# PROBLEM REQUIREMENTS
Give the listing again in full, exactly as written.

# DATA SHOWN
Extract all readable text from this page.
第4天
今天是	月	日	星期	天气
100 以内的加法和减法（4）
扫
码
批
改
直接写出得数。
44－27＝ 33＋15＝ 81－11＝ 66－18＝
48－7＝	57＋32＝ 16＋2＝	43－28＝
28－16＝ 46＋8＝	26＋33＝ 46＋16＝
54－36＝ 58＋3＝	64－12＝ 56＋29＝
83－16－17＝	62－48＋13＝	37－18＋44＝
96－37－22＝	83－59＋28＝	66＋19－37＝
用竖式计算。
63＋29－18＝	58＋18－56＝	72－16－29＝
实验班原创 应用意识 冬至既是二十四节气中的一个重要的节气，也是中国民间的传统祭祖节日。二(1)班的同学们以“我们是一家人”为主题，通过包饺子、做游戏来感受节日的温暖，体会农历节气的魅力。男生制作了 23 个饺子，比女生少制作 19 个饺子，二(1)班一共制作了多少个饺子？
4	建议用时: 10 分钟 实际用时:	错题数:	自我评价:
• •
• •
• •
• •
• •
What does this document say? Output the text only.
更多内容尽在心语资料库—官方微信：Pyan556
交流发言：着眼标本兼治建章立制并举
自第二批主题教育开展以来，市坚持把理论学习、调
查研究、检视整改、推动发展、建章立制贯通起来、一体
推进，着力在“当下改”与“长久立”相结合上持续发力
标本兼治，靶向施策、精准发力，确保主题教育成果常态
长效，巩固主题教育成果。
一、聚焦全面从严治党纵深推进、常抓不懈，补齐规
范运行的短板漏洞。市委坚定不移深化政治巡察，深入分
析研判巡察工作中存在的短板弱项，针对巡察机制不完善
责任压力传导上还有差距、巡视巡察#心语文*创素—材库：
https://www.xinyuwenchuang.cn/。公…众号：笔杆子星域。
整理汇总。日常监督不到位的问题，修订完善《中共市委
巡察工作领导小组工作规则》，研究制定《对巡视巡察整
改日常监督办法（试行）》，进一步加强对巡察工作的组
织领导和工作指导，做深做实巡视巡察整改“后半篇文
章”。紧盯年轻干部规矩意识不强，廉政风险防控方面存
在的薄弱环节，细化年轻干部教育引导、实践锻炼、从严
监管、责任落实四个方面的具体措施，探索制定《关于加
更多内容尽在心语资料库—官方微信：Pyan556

# WRITTEN ANSWER
Extract all readable text from this page.
第4天
今天是	月	日	星期	天气
100 以内的加法和减法（4）
扫
码
批
改
直接写出得数。
44－27＝ 33＋15＝ 81－11＝ 66－18＝
48－7＝	57＋32＝ 16＋2＝	43－28＝
28－16＝ 46＋8＝	26＋33＝ 46＋16＝
54－36＝ 58＋3＝	64－12＝ 56＋29＝
83－16－17＝	62－48＋13＝	37－18＋44＝
96－37－22＝	83－59＋28＝	66＋19－37＝
用竖式计算。
63＋29－18＝	58＋18－56＝	72－16－29＝
实验班原创 应用意识 冬至既是二十四节气中的一个重要的节气，也是中国民间的传统祭祖节日。二(1)班的同学们以“我们是一家人”为主题，通过包饺子、做游戏来感受节日的温暖，体会农历节气的魅力。男生制作了 23 个饺子，比女生少制作 19 个饺子，二(1)班一共制作了多少个饺子？
4	建议用时: 10 分钟 实际用时:	错题数:	自我评价:
• •
• •
• •
• •
• •
What does this document say? Output the text only.
更多内容尽在心语资料库—官方微信：Pyan556
交流发言：着眼标本兼治建章立制并举
自第二批主题教育开展以来，市坚持把理论学习、调
查研究、检视整改、推动发展、建章立制贯通起来、一体
推进，着力在“当下改”与“长久立”相结合上持续发力
标本兼治，靶向施策、精准发力，确保主题教育成果常态
长效，巩固主题教育成果。
一、聚焦全面从严治党纵深推进、常抓不懈，补齐规
范运行的短板漏洞。市委坚定不移深化政治巡察，深入分
析研判巡察工作中存在的短板弱项，针对巡察机制不完善
责任压力传导上还有差距、巡视巡察#心语文*创素—材库：
https://www.xinyuwenchuang.cn/。公…众号：笔杆子星域。
整理汇总。日常监督不到位的问题，修订完善《中共市委
巡察工作领导小组工作规则》，研究制定《对巡视巡察整
改日常监督办法（试行）》，进一步加强对巡察工作的组
织领导和工作指导，做深做实巡视巡察整改“后半篇文
章”。紧盯年轻干部规矩意识不强，廉政风险防控方面存
在的薄弱环节，细化年轻干部教育引导、实践锻炼、从严
监管、责任落实四个方面的具体措施，探索制定《关于加
更多内容尽在心语资料库—官方微信：Pyan556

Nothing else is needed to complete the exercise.